* BEGIN TASK MATERIAL *

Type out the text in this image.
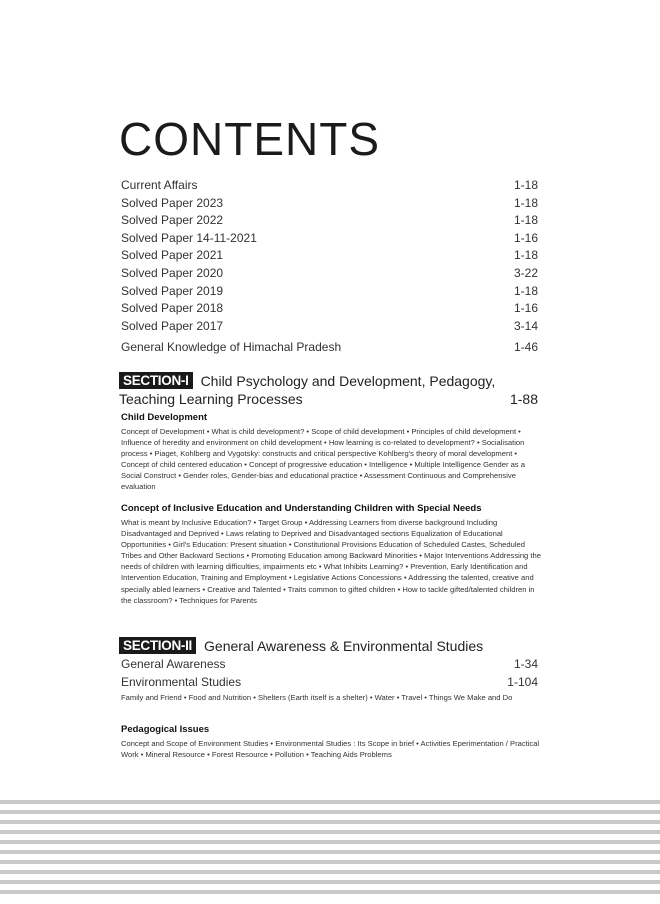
CONTENTS
Current Affairs	1-18
Solved Paper 2023	1-18
Solved Paper 2022	1-18
Solved Paper 14-11-2021	1-16
Solved Paper 2021	1-18
Solved Paper 2020	3-22
Solved Paper 2019	1-18
Solved Paper 2018	1-16
Solved Paper 2017	3-14
General Knowledge of Himachal Pradesh	1-46
SECTION-I Child Psychology and Development, Pedagogy,
Teaching Learning Processes	1-88
Child Development
Concept of Development • What is child development? • Scope of child development • Principles of child development • Influence of heredity and environment on child development • How learning is co-related to development? • Socialisation process • Piaget, Kohlberg and Vygotsky: constructs and critical perspective Kohlberg's theory of moral development • Concept of child centered education • Concept of progressive education • Intelligence • Multiple Intelligence Gender as a Social Construct • Gender roles, Gender-bias and educational practice • Assessment Continuous and Comprehensive evaluation
Concept of Inclusive Education and Understanding Children with Special Needs
What is meant by Inclusive Education? • Target Group • Addressing Learners from diverse background Including Disadvantaged and Deprived • Laws relating to Deprived and Disadvantaged sections Equalization of Educational Opportunities • Girl's Education: Present situation • Constitutional Provisions Education of Scheduled Castes, Scheduled Tribes and Other Backward Sections • Promoting Education among Backward Minorities • Major Interventions Addressing the needs of children with learning difficulties, impairments etc • What Inhibits Learning? • Prevention, Early Identification and Intervention Education, Training and Employment • Legislative Actions Concessions • Addressing the talented, creative and specially abled learners • Creative and Talented • Traits common to gifted children • How to tackle gifted/talented children in the classroom? • Techniques for Parents
SECTION-II General Awareness & Environmental Studies
General Awareness	1-34
Environmental Studies	1-104
Family and Friend • Food and Nutrition • Shelters (Earth itself is a shelter) • Water • Travel • Things We Make and Do
Pedagogical Issues
Concept and Scope of Environment Studies • Environmental Studies : Its Scope in brief • Activities Eperimentation / Practical Work • Mineral Resource • Forest Resource • Pollution • Teaching Aids Problems
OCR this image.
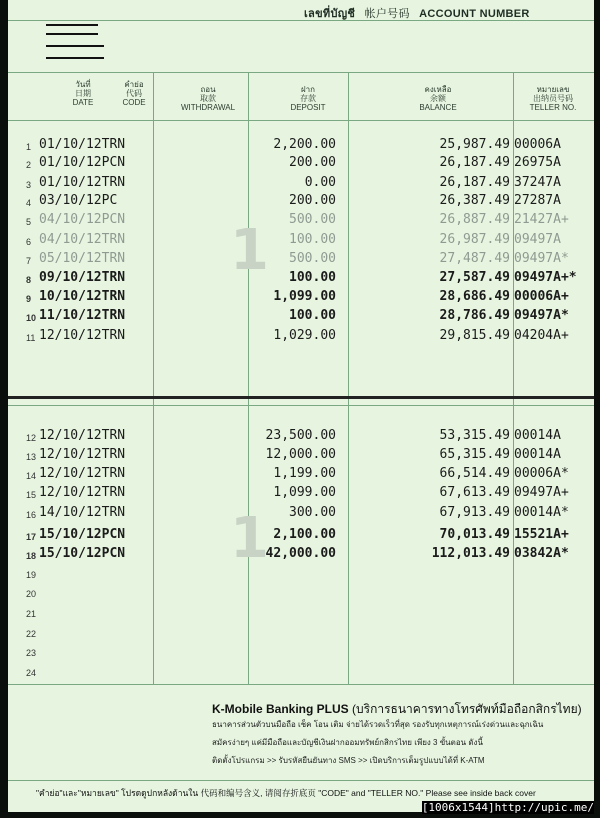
เลขที่บัญชี 帐户号码 ACCOUNT NUMBER
วันที่
日期
DATE
คำย่อ
代码
CODE
ถอน
取款
WITHDRAWAL
ฝาก
存款
DEPOSIT
คงเหลือ
余额
BALANCE
หมายเลข
出纳员号码
TELLER NO.
1 01/10/12TRN	2,200.00	25,987.49 00006A
2 01/10/12PCN	200.00	26,187.49 26975A
3 01/10/12TRN	0.00	26,187.49 37247A
4 03/10/12PC	200.00	26,387.49 27287A
5 04/10/12PCN	500.00	26,887.49 21427A+
6 04/10/12TRN	100.00	26,987.49 09497A
7 05/10/12TRN	500.00	27,487.49 09497A*
8 09/10/12TRN	100.00	27,587.49 09497A+*
9 10/10/12TRN	1,099.00	28,686.49 00006A+
10 11/10/12TRN	100.00	28,786.49 09497A*
11 12/10/12TRN	1,029.00	29,815.49 04204A+
12 12/10/12TRN	23,500.00	53,315.49 00014A
13 12/10/12TRN	12,000.00	65,315.49 00014A
14 12/10/12TRN	1,199.00	66,514.49 00006A*
15 12/10/12TRN	1,099.00	67,613.49 09497A+
16 14/10/12TRN	300.00	67,913.49 00014A*
17 15/10/12PCN	2,100.00	70,013.49 15521A+
18 15/10/12PCN	42,000.00	112,013.49 03842A*
19
20
21
22
23
24
1
1
K-Mobile Banking PLUS (บริการธนาคารทางโทรศัพท์มือถือกสิกรไทย)
ธนาคารส่วนตัวบนมือถือ เช็ค โอน เติม จ่ายได้รวดเร็วที่สุด รองรับทุกเหตุการณ์เร่งด่วนและฉุกเฉิน
สมัครง่ายๆ แค่มีมือถือและบัญชีเงินฝากออมทรัพย์กสิกรไทย เพียง 3 ขั้นตอน ดังนี้
ติดตั้งโปรแกรม >> รับรหัสยืนยันทาง SMS >> เปิดบริการเต็มรูปแบบได้ที่ K-ATM
"คำย่อ"และ"หมายเลข" โปรดดูปกหลังด้านใน 代码和编号含义, 请阅存折底页 "CODE" and "TELLER NO." Please see inside back cover
[1006x1544]http://upic.me/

* END TASK MATERIAL *

▶ _EXERCISE TASK_: Give back the entries verbatim. Do not include any picture.

▶ _TASK SOLUTION_:
Type out the text in this image.
CONTENTS
Current Affairs	1-18
Solved Paper 2023	1-18
Solved Paper 2022	1-18
Solved Paper 14-11-2021	1-16
Solved Paper 2021	1-18
Solved Paper 2020	3-22
Solved Paper 2019	1-18
Solved Paper 2018	1-16
Solved Paper 2017	3-14
General Knowledge of Himachal Pradesh	1-46
SECTION-I Child Psychology and Development, Pedagogy,
Teaching Learning Processes	1-88
Child Development
Concept of Development • What is child development? • Scope of child development • Principles of child development • Influence of heredity and environment on child development • How learning is co-related to development? • Socialisation process • Piaget, Kohlberg and Vygotsky: constructs and critical perspective Kohlberg's theory of moral development • Concept of child centered education • Concept of progressive education • Intelligence • Multiple Intelligence Gender as a Social Construct • Gender roles, Gender-bias and educational practice • Assessment Continuous and Comprehensive evaluation
Concept of Inclusive Education and Understanding Children with Special Needs
What is meant by Inclusive Education? • Target Group • Addressing Learners from diverse background Including Disadvantaged and Deprived • Laws relating to Deprived and Disadvantaged sections Equalization of Educational Opportunities • Girl's Education: Present situation • Constitutional Provisions Education of Scheduled Castes, Scheduled Tribes and Other Backward Sections • Promoting Education among Backward Minorities • Major Interventions Addressing the needs of children with learning difficulties, impairments etc • What Inhibits Learning? • Prevention, Early Identification and Intervention Education, Training and Employment • Legislative Actions Concessions • Addressing the talented, creative and specially abled learners • Creative and Talented • Traits common to gifted children • How to tackle gifted/talented children in the classroom? • Techniques for Parents
SECTION-II General Awareness & Environmental Studies
General Awareness	1-34
Environmental Studies	1-104
Family and Friend • Food and Nutrition • Shelters (Earth itself is a shelter) • Water • Travel • Things We Make and Do
Pedagogical Issues
Concept and Scope of Environment Studies • Environmental Studies : Its Scope in brief • Activities Eperimentation / Practical Work • Mineral Resource • Forest Resource • Pollution • Teaching Aids Problems
OCR this image.
เลขที่บัญชี 帐户号码 ACCOUNT NUMBER
วันที่
日期
DATE
คำย่อ
代码
CODE
ถอน
取款
WITHDRAWAL
ฝาก
存款
DEPOSIT
คงเหลือ
余额
BALANCE
หมายเลข
出纳员号码
TELLER NO.
1 01/10/12TRN	2,200.00	25,987.49 00006A
2 01/10/12PCN	200.00	26,187.49 26975A
3 01/10/12TRN	0.00	26,187.49 37247A
4 03/10/12PC	200.00	26,387.49 27287A
5 04/10/12PCN	500.00	26,887.49 21427A+
6 04/10/12TRN	100.00	26,987.49 09497A
7 05/10/12TRN	500.00	27,487.49 09497A*
8 09/10/12TRN	100.00	27,587.49 09497A+*
9 10/10/12TRN	1,099.00	28,686.49 00006A+
10 11/10/12TRN	100.00	28,786.49 09497A*
11 12/10/12TRN	1,029.00	29,815.49 04204A+
12 12/10/12TRN	23,500.00	53,315.49 00014A
13 12/10/12TRN	12,000.00	65,315.49 00014A
14 12/10/12TRN	1,199.00	66,514.49 00006A*
15 12/10/12TRN	1,099.00	67,613.49 09497A+
16 14/10/12TRN	300.00	67,913.49 00014A*
17 15/10/12PCN	2,100.00	70,013.49 15521A+
18 15/10/12PCN	42,000.00	112,013.49 03842A*
19
20
21
22
23
24
1
1
K-Mobile Banking PLUS (บริการธนาคารทางโทรศัพท์มือถือกสิกรไทย)
ธนาคารส่วนตัวบนมือถือ เช็ค โอน เติม จ่ายได้รวดเร็วที่สุด รองรับทุกเหตุการณ์เร่งด่วนและฉุกเฉิน
สมัครง่ายๆ แค่มีมือถือและบัญชีเงินฝากออมทรัพย์กสิกรไทย เพียง 3 ขั้นตอน ดังนี้
ติดตั้งโปรแกรม >> รับรหัสยืนยันทาง SMS >> เปิดบริการเต็มรูปแบบได้ที่ K-ATM
"คำย่อ"และ"หมายเลข" โปรดดูปกหลังด้านใน 代码和编号含义, 请阅存折底页 "CODE" and "TELLER NO." Please see inside back cover
[1006x1544]http://upic.me/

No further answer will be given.